## Tasks to perform
(a) From the film review, list every proper name of a person, a film, or a historical event.
(b) Answer these questions from the film review.
(i) In what year was the story behind the film published?
(ii) How many American employees are taken hostage?
(iii) What illness had the Shah been diagnosed with?
(c) Reproduce the part of the film review that begins at the words "Had Ben Affleck" and stop after "know what will.".

## Text under study
=====

Film Review | Argo

It's hard to believe that this off-the-wall political hostage thriller is based on a true story, but Ben Affleck only succeeds in crafting an average flick out of remarkable material.

The Iranian job: Ben Affleck leads American hostages to safety by posing as a Hollywood producer in this based-on-a-true-story political thriller.
The Iranian job: Ben Affleck leads American hostages to safety by posing as a Hollywood producer in this based-on-a-true-story political thriller.

Had Ben Affleck not got his hands on Argo, another Hollywood player would have snapped it up in no time.

The mad piece of recent history – a detail from the 1979-80 Iranian Hostage Crisis – was published in 2007, and now stands as a towering example of fact being stranger than fiction.

If the premise is not enough to pique your interest, I don't know what will.

Broadly, it goes like this: when the American government refuses to hand over the recently deposed Shah Mohammed Reza Pahlavi – having been aided and abetted by the US government, he sought exile Stateside after being diagnosed with terminal cancer – a crowd of protesters storm the Iranian embassy in Tehran, taking six American employees hostage.

=====

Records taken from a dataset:
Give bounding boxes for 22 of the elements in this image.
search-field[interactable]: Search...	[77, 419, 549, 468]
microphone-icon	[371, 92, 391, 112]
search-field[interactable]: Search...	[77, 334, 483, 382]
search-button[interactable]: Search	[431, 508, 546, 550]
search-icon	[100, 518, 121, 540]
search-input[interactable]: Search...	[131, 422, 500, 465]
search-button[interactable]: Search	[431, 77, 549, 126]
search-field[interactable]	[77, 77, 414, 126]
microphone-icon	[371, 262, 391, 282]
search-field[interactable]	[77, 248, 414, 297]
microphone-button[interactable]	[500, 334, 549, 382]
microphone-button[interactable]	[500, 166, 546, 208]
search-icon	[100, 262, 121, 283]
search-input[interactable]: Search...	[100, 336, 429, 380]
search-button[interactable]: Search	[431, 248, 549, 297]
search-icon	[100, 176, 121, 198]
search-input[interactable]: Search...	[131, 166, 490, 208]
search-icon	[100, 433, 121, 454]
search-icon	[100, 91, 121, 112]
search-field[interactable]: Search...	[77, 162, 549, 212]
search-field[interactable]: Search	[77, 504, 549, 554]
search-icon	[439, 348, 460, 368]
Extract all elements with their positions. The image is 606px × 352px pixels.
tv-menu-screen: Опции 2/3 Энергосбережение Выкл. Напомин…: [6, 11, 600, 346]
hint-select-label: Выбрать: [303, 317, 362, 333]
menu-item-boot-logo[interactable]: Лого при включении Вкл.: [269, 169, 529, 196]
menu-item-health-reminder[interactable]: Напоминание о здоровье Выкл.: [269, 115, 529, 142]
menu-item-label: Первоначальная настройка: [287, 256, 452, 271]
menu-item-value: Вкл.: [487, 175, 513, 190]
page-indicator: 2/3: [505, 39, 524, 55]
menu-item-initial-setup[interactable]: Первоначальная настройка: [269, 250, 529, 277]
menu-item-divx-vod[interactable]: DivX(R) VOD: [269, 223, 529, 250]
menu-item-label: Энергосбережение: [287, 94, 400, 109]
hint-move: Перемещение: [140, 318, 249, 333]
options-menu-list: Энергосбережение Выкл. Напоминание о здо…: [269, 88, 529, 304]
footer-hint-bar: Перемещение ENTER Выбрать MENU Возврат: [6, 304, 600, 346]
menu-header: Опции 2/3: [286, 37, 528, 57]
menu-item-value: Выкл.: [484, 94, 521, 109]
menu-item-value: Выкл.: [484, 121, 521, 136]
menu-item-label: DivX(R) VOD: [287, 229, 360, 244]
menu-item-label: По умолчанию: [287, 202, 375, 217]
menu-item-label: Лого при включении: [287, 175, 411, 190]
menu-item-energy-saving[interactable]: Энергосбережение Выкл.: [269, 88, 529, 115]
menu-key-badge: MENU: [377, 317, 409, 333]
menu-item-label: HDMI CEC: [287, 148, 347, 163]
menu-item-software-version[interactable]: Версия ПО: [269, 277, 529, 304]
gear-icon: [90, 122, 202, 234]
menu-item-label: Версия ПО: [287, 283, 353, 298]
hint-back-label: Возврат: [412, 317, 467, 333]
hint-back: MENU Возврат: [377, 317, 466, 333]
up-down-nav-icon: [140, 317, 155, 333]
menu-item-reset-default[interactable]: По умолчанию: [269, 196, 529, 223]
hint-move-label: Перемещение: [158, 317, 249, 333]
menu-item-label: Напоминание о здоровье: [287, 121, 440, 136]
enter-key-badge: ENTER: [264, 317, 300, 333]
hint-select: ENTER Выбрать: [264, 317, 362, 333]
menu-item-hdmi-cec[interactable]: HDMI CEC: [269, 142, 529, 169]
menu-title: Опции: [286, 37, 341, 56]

=====

## Numbered answers
(a) Ben Affleck, Shah Mohammed Reza Pahlavi, Argo, Iranian Hostage Crisis

(b)
(i) 2007
(ii) Six
(iii) Terminal cancer

(c)
Had Ben Affleck not got his hands on Argo, another Hollywood player would have snapped it up in no time.

The mad piece of recent history – a detail from the 1979-80 Iranian Hostage Crisis – was published in 2007, and now stands as a towering example of fact being stranger than fiction.

If the premise is not enough to pique your interest, I don't know what will.